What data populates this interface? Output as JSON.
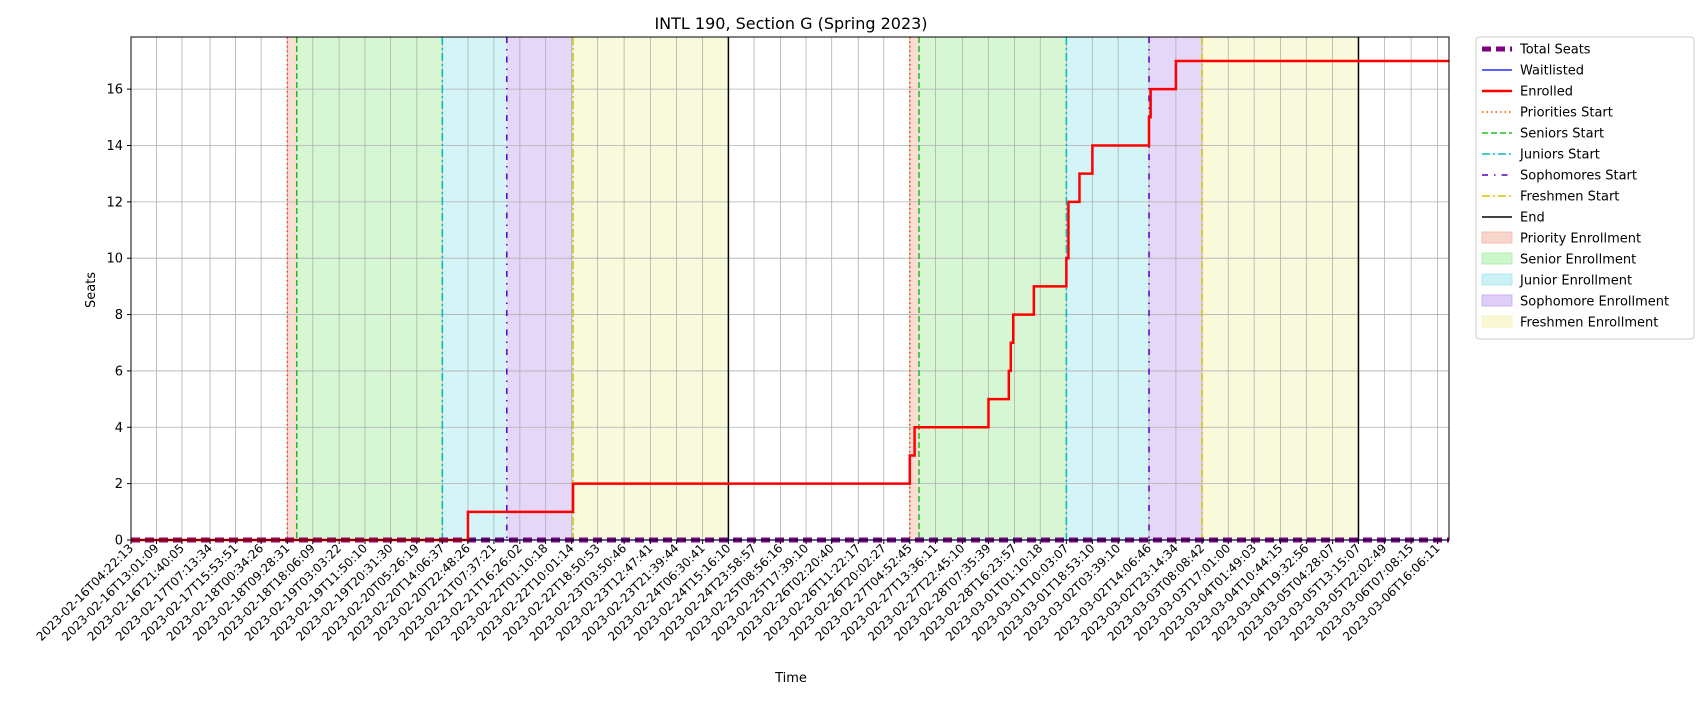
{
  "chart_data": {
    "type": "line",
    "title": "INTL 190, Section G (Spring 2023)",
    "xlabel": "Time",
    "ylabel": "Seats",
    "xlim": [
      "2023-02-16T04:22:13",
      "2023-03-06T20:00:00"
    ],
    "ylim": [
      0,
      17.85
    ],
    "y_ticks": [
      0,
      2,
      4,
      6,
      8,
      10,
      12,
      14,
      16
    ],
    "grid": true,
    "legend_position": "outside-right",
    "x_tick_labels": [
      "2023-02-16T04:22:13",
      "2023-02-16T13:01:09",
      "2023-02-16T21:40:05",
      "2023-02-17T07:13:34",
      "2023-02-17T15:53:51",
      "2023-02-18T00:34:26",
      "2023-02-18T09:28:31",
      "2023-02-18T18:06:09",
      "2023-02-19T03:03:22",
      "2023-02-19T11:50:10",
      "2023-02-19T20:31:30",
      "2023-02-20T05:26:19",
      "2023-02-20T14:06:37",
      "2023-02-20T22:48:26",
      "2023-02-21T07:37:21",
      "2023-02-21T16:26:02",
      "2023-02-22T01:10:18",
      "2023-02-22T10:01:14",
      "2023-02-22T18:50:53",
      "2023-02-23T03:50:46",
      "2023-02-23T12:47:41",
      "2023-02-23T21:39:44",
      "2023-02-24T06:30:41",
      "2023-02-24T15:16:10",
      "2023-02-24T23:58:57",
      "2023-02-25T08:56:16",
      "2023-02-25T17:39:10",
      "2023-02-26T02:20:40",
      "2023-02-26T11:22:17",
      "2023-02-26T20:02:27",
      "2023-02-27T04:52:45",
      "2023-02-27T13:36:11",
      "2023-02-27T22:45:10",
      "2023-02-28T07:35:39",
      "2023-02-28T16:23:57",
      "2023-03-01T01:10:18",
      "2023-03-01T10:03:07",
      "2023-03-01T18:53:10",
      "2023-03-02T03:39:10",
      "2023-03-02T14:06:46",
      "2023-03-02T23:14:34",
      "2023-03-03T08:08:42",
      "2023-03-03T17:01:00",
      "2023-03-04T01:49:03",
      "2023-03-04T10:44:15",
      "2023-03-04T19:32:56",
      "2023-03-05T04:28:07",
      "2023-03-05T13:15:07",
      "2023-03-05T22:02:49",
      "2023-03-06T07:08:15",
      "2023-03-06T16:06:11"
    ],
    "series": [
      {
        "name": "Total Seats",
        "color": "#800080",
        "style": "dashed-thick",
        "points": [
          [
            "2023-02-16T04:22:13",
            0
          ],
          [
            "2023-03-06T20:00:00",
            0
          ]
        ]
      },
      {
        "name": "Waitlisted",
        "color": "#0000ff",
        "style": "solid-thin",
        "points": [
          [
            "2023-02-16T04:22:13",
            0
          ],
          [
            "2023-03-06T20:00:00",
            0
          ]
        ]
      },
      {
        "name": "Enrolled",
        "color": "#ff0000",
        "style": "step",
        "points": [
          [
            "2023-02-16T04:22:13",
            0
          ],
          [
            "2023-02-20T22:48:26",
            1
          ],
          [
            "2023-02-22T10:30:00",
            2
          ],
          [
            "2023-02-27T04:52:45",
            3
          ],
          [
            "2023-02-27T06:30:00",
            4
          ],
          [
            "2023-02-28T07:35:39",
            5
          ],
          [
            "2023-02-28T14:30:00",
            6
          ],
          [
            "2023-02-28T15:10:00",
            7
          ],
          [
            "2023-02-28T16:00:00",
            8
          ],
          [
            "2023-02-28T23:00:00",
            9
          ],
          [
            "2023-03-01T10:03:07",
            10
          ],
          [
            "2023-03-01T10:45:00",
            12
          ],
          [
            "2023-03-01T14:30:00",
            13
          ],
          [
            "2023-03-01T18:53:10",
            14
          ],
          [
            "2023-03-02T14:06:46",
            15
          ],
          [
            "2023-03-02T14:40:00",
            16
          ],
          [
            "2023-03-02T23:14:34",
            17
          ],
          [
            "2023-03-06T20:00:00",
            17
          ]
        ]
      }
    ],
    "events": [
      {
        "name": "Priorities Start",
        "color": "#ff4500",
        "style": "dotted",
        "times": [
          "2023-02-18T09:28:31",
          "2023-02-27T04:52:45"
        ]
      },
      {
        "name": "Seniors Start",
        "color": "#22bb22",
        "style": "dashed",
        "times": [
          "2023-02-18T12:40:00",
          "2023-02-27T08:00:00"
        ]
      },
      {
        "name": "Juniors Start",
        "color": "#00bcbc",
        "style": "dashdot",
        "times": [
          "2023-02-20T14:06:37",
          "2023-03-01T10:03:07"
        ]
      },
      {
        "name": "Sophomores Start",
        "color": "#5500cc",
        "style": "loosedashdot",
        "times": [
          "2023-02-21T12:00:00",
          "2023-03-02T14:06:46"
        ]
      },
      {
        "name": "Freshmen Start",
        "color": "#d4c400",
        "style": "dashdot",
        "times": [
          "2023-02-22T10:30:00",
          "2023-03-03T08:08:42"
        ]
      },
      {
        "name": "End",
        "color": "#000000",
        "style": "solid",
        "times": [
          "2023-02-24T15:16:10",
          "2023-03-05T13:15:07"
        ]
      }
    ],
    "periods": [
      {
        "name": "Priority Enrollment",
        "color": "#f4b5a0",
        "spans": [
          [
            "2023-02-18T09:28:31",
            "2023-02-18T12:40:00"
          ],
          [
            "2023-02-27T04:52:45",
            "2023-02-27T08:00:00"
          ]
        ]
      },
      {
        "name": "Senior Enrollment",
        "color": "#a6eea0",
        "spans": [
          [
            "2023-02-18T12:40:00",
            "2023-02-20T14:06:37"
          ],
          [
            "2023-02-27T08:00:00",
            "2023-03-01T10:03:07"
          ]
        ]
      },
      {
        "name": "Junior Enrollment",
        "color": "#a0e6ee",
        "spans": [
          [
            "2023-02-20T14:06:37",
            "2023-02-21T12:00:00"
          ],
          [
            "2023-03-01T10:03:07",
            "2023-03-02T14:06:46"
          ]
        ]
      },
      {
        "name": "Sophomore Enrollment",
        "color": "#c4a6f0",
        "spans": [
          [
            "2023-02-21T12:00:00",
            "2023-02-22T10:30:00"
          ],
          [
            "2023-03-02T14:06:46",
            "2023-03-03T08:08:42"
          ]
        ]
      },
      {
        "name": "Freshmen Enrollment",
        "color": "#f2f2b0",
        "spans": [
          [
            "2023-02-22T10:30:00",
            "2023-02-24T15:16:10"
          ],
          [
            "2023-03-03T08:08:42",
            "2023-03-05T13:15:07"
          ]
        ]
      }
    ],
    "legend": [
      {
        "label": "Total Seats",
        "kind": "line",
        "color": "#800080",
        "style": "dashed-thick"
      },
      {
        "label": "Waitlisted",
        "kind": "line",
        "color": "#0000ff",
        "style": "solid-thin"
      },
      {
        "label": "Enrolled",
        "kind": "line",
        "color": "#ff0000",
        "style": "solid-thick"
      },
      {
        "label": "Priorities Start",
        "kind": "line",
        "color": "#ff4500",
        "style": "dotted"
      },
      {
        "label": "Seniors Start",
        "kind": "line",
        "color": "#22bb22",
        "style": "dashed"
      },
      {
        "label": "Juniors Start",
        "kind": "line",
        "color": "#00bcbc",
        "style": "dashdot"
      },
      {
        "label": "Sophomores Start",
        "kind": "line",
        "color": "#5500cc",
        "style": "loosedashdot"
      },
      {
        "label": "Freshmen Start",
        "kind": "line",
        "color": "#d4c400",
        "style": "dashdot"
      },
      {
        "label": "End",
        "kind": "line",
        "color": "#000000",
        "style": "solid"
      },
      {
        "label": "Priority Enrollment",
        "kind": "patch",
        "color": "#f4b5a0"
      },
      {
        "label": "Senior Enrollment",
        "kind": "patch",
        "color": "#a6eea0"
      },
      {
        "label": "Junior Enrollment",
        "kind": "patch",
        "color": "#a0e6ee"
      },
      {
        "label": "Sophomore Enrollment",
        "kind": "patch",
        "color": "#c4a6f0"
      },
      {
        "label": "Freshmen Enrollment",
        "kind": "patch",
        "color": "#f2f2b0"
      }
    ]
  }
}
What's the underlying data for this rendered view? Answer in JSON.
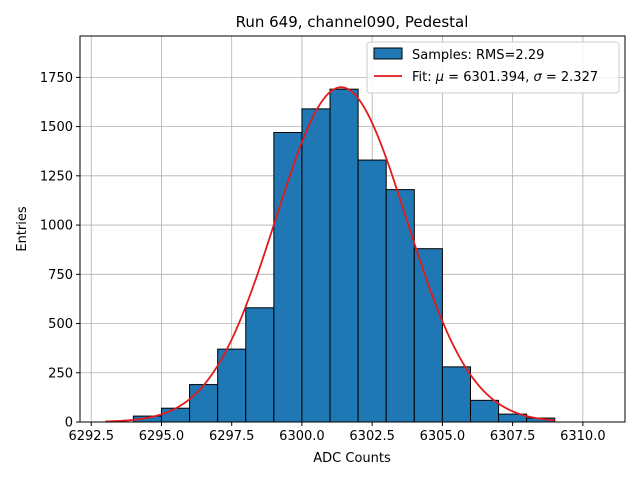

WHAT TO DO: Search the data above for lines holding "Start" and copy each of them.

OUTPUT FOR THIS EXERCISE:
        "name": "Priorities Start",
        "name": "Seniors Start",
        "name": "Juniors Start",
        "name": "Sophomores Start",
        "name": "Freshmen Start",
        "label": "Priorities Start",
        "label": "Seniors Start",
        "label": "Juniors Start",
        "label": "Sophomores Start",
        "label": "Freshmen Start",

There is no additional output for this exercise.